* [PROBLEM REQUIREMENTS]: Lines in the data below that contain the word "Norrland" are to be copied.

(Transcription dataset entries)
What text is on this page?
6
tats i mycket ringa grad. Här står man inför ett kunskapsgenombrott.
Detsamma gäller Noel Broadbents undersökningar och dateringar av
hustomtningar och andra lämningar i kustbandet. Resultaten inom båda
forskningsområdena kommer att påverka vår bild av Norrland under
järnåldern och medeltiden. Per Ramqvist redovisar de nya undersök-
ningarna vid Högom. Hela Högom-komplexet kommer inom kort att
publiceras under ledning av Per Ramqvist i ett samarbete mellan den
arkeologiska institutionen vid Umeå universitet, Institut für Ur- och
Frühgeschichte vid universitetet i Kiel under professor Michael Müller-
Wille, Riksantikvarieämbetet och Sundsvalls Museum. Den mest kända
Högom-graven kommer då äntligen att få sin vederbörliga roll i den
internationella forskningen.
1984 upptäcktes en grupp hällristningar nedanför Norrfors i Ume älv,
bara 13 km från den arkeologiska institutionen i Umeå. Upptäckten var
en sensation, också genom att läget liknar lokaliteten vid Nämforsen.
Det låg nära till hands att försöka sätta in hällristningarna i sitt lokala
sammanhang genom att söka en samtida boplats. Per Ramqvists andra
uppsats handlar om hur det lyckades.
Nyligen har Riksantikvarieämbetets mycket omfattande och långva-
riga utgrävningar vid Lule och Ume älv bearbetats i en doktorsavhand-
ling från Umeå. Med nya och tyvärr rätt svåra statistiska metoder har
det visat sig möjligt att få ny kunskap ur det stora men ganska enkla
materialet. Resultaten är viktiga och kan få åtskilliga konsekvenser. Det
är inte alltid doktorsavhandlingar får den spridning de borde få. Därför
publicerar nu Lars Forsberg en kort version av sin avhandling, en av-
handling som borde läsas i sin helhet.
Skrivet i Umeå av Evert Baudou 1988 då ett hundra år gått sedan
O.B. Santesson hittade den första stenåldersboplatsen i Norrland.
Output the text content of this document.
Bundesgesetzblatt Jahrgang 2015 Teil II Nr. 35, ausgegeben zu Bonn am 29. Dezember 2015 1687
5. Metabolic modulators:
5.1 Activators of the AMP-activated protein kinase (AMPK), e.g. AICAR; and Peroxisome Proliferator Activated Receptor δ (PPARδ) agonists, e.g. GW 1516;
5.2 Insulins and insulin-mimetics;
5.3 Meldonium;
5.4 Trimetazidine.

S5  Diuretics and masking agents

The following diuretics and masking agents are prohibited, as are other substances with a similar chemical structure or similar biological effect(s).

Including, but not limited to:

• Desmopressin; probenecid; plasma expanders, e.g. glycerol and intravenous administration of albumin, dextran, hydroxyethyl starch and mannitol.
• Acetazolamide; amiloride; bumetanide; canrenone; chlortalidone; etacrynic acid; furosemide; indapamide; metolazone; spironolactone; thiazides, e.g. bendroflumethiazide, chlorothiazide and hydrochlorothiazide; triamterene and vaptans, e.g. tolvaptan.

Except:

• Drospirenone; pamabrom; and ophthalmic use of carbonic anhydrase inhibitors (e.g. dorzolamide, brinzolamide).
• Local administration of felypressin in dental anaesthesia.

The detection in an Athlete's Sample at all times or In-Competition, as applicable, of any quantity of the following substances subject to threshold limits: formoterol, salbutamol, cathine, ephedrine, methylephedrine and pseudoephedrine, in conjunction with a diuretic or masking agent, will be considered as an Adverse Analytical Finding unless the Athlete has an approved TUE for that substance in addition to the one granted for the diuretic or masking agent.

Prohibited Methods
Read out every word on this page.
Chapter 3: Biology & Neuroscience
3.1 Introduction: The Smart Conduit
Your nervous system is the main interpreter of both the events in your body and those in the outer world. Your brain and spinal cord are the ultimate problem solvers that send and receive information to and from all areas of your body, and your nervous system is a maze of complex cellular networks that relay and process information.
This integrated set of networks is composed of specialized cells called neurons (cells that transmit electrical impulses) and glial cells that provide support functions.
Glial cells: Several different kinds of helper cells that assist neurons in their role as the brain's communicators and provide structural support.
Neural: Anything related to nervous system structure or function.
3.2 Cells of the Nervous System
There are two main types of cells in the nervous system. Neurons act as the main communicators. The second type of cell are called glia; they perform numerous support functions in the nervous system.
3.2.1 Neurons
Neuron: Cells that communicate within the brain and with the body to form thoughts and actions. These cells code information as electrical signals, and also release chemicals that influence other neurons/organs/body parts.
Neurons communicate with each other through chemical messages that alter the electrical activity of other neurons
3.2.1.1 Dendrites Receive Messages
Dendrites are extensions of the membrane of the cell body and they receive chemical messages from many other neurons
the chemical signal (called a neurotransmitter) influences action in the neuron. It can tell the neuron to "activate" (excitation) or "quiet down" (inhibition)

* [RESPONSE BELOW]:
forskningsområdena kommer att påverka vår bild av Norrland under
O.B. Santesson hittade den första stenåldersboplatsen i Norrland.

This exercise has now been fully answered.